#### Your goal
Scan the entries below. List each line with "available".

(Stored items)
## BEGIN

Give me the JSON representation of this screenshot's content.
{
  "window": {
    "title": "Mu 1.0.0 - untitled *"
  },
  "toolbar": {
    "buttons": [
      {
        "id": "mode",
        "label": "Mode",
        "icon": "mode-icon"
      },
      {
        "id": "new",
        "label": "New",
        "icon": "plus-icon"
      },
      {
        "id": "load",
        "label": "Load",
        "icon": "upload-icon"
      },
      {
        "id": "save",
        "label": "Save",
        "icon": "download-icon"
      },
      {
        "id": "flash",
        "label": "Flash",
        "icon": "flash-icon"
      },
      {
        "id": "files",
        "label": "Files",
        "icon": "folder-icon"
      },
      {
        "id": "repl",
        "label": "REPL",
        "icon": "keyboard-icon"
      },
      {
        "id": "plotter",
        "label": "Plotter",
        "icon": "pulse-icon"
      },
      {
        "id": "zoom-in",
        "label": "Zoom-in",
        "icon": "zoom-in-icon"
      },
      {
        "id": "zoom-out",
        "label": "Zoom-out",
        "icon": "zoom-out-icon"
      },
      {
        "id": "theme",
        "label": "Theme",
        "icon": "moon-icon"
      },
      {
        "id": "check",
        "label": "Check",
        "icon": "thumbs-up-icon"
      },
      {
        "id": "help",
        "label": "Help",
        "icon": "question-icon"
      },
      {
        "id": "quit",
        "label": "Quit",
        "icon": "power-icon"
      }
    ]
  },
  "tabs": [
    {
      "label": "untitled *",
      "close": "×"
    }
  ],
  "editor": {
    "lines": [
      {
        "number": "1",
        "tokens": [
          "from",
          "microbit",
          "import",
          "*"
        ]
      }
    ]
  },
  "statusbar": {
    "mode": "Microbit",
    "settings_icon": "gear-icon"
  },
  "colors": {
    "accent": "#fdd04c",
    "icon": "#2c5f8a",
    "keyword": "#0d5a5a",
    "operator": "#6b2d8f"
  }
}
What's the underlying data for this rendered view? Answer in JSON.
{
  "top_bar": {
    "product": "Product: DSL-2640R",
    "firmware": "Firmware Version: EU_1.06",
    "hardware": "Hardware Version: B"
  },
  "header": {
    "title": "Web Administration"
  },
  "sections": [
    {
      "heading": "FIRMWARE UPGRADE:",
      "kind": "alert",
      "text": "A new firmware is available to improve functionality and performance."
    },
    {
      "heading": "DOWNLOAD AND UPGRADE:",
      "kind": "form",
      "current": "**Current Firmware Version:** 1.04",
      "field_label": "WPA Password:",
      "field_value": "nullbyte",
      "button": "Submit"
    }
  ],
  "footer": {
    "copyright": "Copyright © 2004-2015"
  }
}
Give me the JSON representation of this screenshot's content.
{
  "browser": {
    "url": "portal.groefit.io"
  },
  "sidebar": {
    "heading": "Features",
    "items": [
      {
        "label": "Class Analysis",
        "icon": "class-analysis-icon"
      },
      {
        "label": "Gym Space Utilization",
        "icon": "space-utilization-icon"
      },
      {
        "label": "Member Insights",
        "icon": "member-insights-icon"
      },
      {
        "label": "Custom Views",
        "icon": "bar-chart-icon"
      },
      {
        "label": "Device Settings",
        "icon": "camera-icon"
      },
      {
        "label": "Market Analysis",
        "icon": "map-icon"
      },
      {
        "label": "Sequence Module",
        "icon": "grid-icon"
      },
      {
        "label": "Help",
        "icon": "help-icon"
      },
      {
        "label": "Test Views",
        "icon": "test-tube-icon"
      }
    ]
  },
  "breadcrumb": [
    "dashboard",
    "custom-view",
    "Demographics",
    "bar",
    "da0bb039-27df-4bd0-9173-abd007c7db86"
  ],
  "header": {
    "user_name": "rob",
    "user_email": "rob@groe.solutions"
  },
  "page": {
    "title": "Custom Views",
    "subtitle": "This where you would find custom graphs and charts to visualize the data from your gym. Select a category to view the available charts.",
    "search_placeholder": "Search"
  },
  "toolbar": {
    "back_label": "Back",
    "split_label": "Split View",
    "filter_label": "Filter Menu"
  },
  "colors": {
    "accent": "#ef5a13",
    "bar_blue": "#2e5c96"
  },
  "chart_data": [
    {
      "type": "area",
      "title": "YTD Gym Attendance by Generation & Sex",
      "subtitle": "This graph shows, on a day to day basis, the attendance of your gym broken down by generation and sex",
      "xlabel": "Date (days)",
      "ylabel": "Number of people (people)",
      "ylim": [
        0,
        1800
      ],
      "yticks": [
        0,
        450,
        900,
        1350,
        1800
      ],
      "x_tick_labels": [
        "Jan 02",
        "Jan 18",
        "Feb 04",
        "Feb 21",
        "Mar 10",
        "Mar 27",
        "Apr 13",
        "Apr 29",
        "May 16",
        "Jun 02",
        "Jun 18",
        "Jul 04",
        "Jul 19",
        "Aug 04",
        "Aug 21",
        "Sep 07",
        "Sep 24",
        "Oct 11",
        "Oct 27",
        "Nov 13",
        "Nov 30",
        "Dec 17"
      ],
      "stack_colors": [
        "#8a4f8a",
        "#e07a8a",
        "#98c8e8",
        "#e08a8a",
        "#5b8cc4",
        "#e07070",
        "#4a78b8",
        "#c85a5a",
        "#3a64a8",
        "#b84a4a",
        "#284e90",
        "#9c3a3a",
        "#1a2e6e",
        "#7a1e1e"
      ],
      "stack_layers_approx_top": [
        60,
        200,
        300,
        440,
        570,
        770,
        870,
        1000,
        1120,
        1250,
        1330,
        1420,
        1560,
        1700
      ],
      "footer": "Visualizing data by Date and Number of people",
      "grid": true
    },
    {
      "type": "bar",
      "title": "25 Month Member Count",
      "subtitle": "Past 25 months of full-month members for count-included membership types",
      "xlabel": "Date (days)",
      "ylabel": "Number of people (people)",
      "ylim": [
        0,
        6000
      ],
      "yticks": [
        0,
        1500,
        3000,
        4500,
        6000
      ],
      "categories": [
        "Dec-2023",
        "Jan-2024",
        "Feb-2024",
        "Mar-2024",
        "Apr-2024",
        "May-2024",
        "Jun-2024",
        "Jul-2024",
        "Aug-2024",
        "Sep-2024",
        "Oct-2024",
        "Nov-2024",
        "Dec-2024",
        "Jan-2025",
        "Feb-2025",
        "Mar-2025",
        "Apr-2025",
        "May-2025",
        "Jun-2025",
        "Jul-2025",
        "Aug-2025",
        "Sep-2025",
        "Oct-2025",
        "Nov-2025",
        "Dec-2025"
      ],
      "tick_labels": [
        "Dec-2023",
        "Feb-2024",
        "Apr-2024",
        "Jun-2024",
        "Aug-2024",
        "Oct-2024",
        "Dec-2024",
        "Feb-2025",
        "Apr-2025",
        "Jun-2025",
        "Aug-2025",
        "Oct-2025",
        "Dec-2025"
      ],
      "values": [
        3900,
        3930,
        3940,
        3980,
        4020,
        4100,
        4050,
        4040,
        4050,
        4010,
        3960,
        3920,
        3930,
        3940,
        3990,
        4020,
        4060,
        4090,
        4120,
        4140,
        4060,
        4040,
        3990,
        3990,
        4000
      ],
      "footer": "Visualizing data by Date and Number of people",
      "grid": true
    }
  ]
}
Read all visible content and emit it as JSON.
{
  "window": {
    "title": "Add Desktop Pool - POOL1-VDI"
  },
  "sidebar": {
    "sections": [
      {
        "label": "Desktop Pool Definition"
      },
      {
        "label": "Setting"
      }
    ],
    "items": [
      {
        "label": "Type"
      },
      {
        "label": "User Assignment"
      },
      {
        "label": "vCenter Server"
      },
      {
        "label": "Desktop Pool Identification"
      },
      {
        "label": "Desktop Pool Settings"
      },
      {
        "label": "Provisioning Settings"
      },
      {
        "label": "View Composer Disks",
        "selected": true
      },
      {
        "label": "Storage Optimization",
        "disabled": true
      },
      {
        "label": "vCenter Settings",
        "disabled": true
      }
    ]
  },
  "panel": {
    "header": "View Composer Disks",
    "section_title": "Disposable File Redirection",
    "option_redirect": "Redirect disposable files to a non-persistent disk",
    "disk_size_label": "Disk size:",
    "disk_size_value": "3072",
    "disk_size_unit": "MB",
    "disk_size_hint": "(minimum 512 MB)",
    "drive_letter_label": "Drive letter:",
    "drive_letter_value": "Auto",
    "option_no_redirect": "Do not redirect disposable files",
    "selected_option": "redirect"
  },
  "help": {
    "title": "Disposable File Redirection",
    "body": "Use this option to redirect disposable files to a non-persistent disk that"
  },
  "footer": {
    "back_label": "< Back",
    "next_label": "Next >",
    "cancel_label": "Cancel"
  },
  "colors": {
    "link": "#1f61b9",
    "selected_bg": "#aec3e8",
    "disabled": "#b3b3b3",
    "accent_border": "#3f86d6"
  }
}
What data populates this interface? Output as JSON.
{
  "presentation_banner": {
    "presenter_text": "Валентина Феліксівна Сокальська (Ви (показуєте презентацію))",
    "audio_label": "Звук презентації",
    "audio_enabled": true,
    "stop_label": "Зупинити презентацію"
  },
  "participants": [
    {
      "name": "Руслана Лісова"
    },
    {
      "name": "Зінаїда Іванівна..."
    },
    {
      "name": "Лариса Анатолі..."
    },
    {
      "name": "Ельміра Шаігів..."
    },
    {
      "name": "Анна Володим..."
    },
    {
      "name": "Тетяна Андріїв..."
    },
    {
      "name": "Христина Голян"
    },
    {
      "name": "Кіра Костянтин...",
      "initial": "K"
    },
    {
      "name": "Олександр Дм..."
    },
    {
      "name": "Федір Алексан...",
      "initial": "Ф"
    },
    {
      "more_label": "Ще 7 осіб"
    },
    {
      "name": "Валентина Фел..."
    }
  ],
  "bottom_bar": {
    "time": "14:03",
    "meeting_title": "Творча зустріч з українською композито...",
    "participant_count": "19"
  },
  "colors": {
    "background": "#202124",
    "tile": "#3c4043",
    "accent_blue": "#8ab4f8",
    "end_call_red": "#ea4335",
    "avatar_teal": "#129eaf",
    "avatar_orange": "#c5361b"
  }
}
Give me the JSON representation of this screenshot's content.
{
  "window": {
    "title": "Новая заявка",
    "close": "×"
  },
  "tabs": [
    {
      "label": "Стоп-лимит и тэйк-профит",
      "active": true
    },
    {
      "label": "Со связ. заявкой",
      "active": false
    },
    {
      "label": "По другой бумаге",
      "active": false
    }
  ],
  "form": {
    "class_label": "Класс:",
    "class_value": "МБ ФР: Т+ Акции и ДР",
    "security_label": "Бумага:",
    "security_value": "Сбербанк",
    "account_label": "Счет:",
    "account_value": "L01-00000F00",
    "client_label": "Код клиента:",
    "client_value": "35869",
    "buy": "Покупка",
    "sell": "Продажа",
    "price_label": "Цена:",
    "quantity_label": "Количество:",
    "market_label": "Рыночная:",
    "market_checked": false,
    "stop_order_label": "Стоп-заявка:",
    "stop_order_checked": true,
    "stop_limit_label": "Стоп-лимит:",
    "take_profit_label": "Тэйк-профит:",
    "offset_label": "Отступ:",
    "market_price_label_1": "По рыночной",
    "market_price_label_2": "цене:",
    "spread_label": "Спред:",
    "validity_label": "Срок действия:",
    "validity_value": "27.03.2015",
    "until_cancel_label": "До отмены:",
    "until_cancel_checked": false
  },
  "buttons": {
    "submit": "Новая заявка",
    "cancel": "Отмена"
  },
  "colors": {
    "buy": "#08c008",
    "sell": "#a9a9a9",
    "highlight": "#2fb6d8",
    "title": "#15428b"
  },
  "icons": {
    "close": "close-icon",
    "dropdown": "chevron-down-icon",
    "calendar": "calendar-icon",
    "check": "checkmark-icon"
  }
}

## END

#### Exercise solution
      "text": "A new firmware is available to improve functionality and performance."
    "subtitle": "This where you would find custom graphs and charts to visualize the data from your gym. Select a category to view the available charts.",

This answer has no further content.